[Start of THE RECORDS]
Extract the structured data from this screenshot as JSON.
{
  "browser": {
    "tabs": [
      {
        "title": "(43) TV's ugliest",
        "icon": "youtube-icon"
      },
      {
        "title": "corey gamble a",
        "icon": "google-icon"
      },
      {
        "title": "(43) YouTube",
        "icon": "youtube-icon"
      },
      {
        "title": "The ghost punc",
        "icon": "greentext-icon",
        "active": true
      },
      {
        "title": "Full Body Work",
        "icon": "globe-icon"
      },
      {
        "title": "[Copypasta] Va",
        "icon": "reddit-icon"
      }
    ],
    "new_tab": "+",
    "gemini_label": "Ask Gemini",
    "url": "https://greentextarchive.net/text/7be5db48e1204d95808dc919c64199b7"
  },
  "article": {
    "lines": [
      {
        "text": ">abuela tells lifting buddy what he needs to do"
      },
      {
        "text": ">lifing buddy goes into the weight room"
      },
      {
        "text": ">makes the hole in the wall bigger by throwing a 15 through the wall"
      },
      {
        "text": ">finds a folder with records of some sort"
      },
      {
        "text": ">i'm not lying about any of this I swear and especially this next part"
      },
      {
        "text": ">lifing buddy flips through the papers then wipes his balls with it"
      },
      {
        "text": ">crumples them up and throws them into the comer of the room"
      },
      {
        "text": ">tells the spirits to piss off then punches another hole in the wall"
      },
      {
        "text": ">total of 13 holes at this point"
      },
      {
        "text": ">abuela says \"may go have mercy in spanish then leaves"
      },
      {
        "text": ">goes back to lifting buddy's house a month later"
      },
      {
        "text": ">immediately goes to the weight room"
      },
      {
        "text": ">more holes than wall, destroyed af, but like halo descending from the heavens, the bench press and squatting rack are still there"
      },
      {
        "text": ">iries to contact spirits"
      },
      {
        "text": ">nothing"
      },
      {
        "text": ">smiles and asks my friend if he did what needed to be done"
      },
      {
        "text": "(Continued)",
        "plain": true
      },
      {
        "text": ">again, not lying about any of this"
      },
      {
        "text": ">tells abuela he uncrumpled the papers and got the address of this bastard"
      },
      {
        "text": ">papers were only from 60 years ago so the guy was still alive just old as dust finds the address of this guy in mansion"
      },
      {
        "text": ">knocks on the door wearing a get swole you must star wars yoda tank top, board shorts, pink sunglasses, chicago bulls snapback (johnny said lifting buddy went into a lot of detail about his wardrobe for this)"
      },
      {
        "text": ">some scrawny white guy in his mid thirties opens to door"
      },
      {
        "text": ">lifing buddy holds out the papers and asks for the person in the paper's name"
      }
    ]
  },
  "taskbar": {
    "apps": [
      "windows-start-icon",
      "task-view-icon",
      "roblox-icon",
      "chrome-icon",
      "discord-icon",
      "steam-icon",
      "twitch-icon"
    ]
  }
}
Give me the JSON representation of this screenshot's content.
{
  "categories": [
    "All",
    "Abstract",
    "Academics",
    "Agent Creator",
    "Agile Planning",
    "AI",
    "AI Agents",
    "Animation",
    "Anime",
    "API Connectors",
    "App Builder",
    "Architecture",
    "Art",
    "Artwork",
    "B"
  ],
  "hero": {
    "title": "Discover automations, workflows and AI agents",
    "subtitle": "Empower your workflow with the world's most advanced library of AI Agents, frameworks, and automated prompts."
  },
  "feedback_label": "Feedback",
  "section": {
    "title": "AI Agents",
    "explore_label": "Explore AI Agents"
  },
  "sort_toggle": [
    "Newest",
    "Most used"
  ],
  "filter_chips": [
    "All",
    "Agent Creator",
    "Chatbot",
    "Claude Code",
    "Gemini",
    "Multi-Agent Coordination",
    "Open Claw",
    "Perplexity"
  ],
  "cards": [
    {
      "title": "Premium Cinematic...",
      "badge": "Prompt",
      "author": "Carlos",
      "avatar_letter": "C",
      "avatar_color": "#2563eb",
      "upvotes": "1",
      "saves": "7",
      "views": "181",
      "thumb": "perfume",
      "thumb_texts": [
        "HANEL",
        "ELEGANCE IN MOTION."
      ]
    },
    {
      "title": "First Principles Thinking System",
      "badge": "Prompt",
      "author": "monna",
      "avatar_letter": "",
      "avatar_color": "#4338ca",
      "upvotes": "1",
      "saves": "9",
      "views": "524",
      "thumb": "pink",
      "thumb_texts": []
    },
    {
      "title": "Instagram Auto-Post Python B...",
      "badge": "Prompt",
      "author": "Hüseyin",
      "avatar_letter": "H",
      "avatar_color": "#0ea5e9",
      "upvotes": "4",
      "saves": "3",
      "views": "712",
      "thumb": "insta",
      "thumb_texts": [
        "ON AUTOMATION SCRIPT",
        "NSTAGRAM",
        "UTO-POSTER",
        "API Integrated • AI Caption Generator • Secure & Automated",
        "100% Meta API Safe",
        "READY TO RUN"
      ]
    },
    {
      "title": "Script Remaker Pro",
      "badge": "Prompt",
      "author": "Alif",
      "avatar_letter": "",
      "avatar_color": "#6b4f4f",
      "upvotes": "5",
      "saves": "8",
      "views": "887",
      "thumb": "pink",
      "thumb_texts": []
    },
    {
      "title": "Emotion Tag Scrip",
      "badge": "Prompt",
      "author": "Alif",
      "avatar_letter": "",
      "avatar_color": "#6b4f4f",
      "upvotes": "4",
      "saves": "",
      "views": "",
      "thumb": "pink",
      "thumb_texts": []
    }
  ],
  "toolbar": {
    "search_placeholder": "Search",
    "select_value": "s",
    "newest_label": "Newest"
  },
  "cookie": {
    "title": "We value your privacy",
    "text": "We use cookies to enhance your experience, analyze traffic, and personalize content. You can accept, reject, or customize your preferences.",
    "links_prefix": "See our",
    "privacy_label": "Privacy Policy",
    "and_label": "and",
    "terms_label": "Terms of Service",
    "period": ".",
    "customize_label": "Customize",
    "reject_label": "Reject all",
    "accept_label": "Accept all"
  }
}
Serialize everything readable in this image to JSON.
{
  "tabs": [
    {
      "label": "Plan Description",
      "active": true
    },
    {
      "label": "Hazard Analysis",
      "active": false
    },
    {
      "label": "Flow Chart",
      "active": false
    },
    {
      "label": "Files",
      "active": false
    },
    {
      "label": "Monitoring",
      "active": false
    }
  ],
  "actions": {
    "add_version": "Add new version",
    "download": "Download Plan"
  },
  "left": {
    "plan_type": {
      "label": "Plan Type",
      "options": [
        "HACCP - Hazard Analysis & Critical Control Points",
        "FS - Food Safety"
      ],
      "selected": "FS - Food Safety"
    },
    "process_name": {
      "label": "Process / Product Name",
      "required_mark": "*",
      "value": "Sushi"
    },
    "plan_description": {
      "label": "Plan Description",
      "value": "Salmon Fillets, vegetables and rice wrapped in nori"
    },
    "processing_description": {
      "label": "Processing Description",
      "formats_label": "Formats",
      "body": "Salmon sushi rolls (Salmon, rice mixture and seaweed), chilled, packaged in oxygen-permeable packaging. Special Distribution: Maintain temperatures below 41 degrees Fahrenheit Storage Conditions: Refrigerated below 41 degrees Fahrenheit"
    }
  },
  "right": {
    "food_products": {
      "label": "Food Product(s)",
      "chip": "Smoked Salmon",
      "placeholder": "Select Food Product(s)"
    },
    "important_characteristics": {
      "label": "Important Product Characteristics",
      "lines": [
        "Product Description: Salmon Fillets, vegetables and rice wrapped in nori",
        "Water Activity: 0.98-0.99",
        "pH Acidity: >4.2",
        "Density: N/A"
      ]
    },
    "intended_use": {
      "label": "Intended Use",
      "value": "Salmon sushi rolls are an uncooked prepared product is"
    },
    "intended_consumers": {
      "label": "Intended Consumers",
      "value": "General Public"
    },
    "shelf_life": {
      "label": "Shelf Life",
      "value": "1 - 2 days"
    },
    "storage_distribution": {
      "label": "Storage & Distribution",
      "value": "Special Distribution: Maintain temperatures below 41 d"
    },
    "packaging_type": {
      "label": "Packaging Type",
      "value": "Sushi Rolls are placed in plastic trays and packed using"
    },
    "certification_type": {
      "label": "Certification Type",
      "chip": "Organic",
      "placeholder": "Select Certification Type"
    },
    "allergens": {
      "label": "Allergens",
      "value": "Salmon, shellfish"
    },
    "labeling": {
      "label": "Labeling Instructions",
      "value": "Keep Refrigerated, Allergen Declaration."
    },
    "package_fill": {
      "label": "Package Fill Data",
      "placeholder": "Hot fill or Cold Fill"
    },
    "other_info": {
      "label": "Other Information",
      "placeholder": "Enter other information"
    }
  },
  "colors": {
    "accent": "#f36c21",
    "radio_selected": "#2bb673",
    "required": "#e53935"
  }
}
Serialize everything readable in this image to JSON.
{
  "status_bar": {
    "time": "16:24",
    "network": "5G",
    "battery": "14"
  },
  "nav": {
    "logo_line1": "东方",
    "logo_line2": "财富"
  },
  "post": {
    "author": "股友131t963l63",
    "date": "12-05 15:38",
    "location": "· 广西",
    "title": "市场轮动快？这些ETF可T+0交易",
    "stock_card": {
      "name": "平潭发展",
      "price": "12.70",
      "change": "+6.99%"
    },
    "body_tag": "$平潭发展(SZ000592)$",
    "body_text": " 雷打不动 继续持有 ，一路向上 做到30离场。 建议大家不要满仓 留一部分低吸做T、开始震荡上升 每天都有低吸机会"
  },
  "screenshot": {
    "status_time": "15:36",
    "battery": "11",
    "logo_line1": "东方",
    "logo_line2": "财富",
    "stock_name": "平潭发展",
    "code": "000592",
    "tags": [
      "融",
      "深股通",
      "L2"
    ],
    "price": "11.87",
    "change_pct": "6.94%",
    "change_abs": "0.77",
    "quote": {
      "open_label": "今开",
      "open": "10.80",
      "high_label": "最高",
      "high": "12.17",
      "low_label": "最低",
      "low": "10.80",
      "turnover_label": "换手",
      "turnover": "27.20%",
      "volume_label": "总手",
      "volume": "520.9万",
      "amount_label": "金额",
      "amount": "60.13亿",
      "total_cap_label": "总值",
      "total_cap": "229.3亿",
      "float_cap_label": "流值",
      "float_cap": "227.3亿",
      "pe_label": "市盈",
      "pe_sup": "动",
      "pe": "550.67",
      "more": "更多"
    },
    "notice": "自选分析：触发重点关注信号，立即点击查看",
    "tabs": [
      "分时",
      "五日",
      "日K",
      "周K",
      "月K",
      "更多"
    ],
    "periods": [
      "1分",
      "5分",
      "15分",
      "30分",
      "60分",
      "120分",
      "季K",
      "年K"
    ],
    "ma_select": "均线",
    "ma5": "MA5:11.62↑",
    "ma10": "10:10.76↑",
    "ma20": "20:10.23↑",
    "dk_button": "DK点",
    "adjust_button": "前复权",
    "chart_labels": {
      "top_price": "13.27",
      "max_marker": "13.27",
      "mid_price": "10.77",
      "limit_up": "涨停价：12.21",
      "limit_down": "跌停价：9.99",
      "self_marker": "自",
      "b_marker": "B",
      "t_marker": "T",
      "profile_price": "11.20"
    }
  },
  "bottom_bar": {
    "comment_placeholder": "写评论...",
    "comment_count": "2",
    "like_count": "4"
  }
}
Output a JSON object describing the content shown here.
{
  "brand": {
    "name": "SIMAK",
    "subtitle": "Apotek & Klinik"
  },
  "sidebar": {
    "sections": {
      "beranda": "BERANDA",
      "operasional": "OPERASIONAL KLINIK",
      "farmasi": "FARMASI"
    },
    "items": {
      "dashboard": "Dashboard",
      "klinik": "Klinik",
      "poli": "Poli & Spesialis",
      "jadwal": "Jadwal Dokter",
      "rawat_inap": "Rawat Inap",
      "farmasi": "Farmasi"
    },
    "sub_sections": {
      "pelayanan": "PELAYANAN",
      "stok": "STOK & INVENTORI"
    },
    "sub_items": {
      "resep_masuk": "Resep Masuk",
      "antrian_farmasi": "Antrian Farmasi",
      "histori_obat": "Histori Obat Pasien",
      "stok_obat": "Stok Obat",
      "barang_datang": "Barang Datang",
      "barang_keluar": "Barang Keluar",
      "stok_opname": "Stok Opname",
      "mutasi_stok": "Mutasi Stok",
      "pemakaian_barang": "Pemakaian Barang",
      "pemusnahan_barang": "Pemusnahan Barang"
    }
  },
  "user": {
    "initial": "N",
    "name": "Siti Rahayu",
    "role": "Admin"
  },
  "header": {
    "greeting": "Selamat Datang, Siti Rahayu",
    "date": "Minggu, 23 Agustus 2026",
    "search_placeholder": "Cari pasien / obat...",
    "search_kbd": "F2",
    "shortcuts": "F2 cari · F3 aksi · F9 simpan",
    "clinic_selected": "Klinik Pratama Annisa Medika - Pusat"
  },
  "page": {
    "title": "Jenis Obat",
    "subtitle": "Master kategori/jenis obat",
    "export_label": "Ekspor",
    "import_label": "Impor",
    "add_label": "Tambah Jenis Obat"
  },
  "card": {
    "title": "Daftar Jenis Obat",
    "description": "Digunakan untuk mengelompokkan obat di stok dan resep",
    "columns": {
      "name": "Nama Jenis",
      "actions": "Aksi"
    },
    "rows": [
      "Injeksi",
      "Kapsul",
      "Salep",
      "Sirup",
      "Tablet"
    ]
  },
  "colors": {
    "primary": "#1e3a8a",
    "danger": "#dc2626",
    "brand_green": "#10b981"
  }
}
[End of THE RECORDS]
§ WHAT YOU NEED TO DO
Filter the listing above for the string "below" and copy every matching line.

§ ANSWER TO THE EXERCISE
      "body": "Salmon sushi rolls (Salmon, rice mixture and seaweed), chilled, packaged in oxygen-permeable packaging. Special Distribution: Maintain temperatures below 41 degrees Fahrenheit Storage Conditions: Refrigerated below 41 degrees Fahrenheit"
      "value": "Special Distribution: Maintain temperatures below 41 d"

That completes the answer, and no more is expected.